Gather up the lines with the word "JSON" in them.
* * * * *
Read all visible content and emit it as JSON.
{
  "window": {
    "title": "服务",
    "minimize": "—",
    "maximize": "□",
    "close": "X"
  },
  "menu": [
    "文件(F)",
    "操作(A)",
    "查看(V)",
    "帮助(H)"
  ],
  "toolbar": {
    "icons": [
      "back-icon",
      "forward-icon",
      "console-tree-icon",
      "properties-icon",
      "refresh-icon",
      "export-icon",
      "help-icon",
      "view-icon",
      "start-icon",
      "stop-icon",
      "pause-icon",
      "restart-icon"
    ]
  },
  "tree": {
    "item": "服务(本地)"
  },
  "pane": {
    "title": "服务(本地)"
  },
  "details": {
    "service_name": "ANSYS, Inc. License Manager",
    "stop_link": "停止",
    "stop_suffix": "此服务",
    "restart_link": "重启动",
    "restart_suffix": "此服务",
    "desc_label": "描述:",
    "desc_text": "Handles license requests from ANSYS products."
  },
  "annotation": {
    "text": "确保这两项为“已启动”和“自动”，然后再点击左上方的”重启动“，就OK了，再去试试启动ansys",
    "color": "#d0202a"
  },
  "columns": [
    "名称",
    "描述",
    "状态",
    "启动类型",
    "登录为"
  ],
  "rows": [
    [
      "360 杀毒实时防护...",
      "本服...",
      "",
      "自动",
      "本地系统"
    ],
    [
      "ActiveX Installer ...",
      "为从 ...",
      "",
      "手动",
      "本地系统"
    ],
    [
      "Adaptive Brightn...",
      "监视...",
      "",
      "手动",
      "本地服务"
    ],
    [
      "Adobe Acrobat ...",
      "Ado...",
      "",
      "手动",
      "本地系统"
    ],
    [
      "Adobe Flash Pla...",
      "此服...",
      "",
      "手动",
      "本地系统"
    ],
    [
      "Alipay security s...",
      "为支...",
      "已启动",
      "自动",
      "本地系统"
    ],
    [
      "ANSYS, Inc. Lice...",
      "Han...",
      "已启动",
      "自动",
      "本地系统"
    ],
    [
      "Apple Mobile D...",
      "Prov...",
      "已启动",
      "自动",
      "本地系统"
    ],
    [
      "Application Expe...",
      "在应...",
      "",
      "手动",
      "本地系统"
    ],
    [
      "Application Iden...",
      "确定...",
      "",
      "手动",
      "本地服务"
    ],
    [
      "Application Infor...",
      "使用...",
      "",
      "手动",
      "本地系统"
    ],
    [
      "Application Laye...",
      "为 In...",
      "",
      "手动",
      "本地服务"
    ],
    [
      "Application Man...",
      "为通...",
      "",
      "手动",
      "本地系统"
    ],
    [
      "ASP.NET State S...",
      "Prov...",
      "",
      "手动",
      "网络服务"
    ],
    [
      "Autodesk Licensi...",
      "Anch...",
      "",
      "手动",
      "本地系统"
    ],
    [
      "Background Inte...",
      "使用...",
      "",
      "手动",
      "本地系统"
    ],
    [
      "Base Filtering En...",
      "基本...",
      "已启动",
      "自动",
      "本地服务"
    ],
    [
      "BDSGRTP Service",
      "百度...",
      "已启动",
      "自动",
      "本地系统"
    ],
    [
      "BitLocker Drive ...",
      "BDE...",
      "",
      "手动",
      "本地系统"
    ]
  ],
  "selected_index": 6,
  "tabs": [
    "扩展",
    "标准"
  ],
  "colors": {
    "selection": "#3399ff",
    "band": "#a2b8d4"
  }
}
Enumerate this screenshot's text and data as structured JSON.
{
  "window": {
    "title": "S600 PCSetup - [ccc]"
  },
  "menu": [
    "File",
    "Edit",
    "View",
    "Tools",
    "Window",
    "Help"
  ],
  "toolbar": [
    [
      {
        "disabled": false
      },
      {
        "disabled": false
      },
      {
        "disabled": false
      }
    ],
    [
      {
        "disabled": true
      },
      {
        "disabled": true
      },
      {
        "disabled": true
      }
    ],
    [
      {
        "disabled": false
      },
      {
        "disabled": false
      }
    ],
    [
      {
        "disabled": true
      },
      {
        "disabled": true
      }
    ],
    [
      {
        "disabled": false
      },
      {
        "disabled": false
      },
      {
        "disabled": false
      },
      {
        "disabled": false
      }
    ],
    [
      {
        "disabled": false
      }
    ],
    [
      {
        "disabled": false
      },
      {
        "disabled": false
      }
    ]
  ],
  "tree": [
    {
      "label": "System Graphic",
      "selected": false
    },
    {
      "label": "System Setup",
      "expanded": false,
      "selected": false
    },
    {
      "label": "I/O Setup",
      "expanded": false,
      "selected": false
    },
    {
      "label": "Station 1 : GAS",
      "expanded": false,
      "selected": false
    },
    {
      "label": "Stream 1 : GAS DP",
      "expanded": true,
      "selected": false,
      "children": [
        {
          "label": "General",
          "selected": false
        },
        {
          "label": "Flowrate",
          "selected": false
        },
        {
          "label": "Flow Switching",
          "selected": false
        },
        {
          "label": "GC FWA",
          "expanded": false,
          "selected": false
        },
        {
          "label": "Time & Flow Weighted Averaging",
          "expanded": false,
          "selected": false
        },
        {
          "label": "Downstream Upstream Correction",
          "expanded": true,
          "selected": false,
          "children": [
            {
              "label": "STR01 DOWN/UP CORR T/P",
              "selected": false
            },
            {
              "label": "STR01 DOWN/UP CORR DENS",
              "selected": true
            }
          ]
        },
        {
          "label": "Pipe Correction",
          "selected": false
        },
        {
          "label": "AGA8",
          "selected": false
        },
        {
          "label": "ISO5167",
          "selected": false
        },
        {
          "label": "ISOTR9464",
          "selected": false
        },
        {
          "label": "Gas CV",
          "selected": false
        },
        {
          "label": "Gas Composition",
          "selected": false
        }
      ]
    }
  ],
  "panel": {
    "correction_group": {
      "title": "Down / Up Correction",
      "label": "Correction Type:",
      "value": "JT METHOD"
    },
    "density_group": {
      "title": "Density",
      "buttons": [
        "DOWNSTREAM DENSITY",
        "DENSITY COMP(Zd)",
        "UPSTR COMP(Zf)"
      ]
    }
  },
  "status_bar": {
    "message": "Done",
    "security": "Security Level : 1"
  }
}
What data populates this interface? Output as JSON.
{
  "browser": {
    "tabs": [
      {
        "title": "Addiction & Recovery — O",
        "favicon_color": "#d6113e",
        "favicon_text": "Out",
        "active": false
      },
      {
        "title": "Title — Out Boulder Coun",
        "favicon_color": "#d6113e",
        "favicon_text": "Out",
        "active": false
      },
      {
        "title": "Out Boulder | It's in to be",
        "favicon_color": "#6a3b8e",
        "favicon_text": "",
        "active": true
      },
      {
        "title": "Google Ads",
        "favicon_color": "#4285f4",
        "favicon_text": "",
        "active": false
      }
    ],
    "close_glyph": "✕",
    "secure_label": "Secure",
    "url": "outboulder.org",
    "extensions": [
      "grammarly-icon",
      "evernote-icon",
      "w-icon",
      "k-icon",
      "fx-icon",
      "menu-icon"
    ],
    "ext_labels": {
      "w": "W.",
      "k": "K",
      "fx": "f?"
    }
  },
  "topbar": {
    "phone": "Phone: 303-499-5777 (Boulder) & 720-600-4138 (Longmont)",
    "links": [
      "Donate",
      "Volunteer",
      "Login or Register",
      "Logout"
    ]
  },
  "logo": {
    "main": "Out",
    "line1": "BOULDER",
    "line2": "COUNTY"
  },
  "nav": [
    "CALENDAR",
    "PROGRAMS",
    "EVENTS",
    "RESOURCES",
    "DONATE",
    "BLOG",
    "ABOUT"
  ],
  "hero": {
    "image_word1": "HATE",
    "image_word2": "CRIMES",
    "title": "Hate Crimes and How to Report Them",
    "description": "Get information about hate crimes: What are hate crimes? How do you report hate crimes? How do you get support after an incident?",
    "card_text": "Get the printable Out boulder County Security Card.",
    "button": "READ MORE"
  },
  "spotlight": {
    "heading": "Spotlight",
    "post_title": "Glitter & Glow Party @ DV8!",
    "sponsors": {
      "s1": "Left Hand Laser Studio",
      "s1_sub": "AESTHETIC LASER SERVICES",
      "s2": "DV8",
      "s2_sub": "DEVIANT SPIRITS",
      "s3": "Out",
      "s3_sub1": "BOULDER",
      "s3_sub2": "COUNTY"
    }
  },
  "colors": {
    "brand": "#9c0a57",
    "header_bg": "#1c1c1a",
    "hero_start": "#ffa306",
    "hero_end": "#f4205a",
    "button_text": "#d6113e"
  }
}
* * * * *
Completed exercise:
Read all visible content and emit it as JSON.
Enumerate this screenshot's text and data as structured JSON.
What data populates this interface? Output as JSON.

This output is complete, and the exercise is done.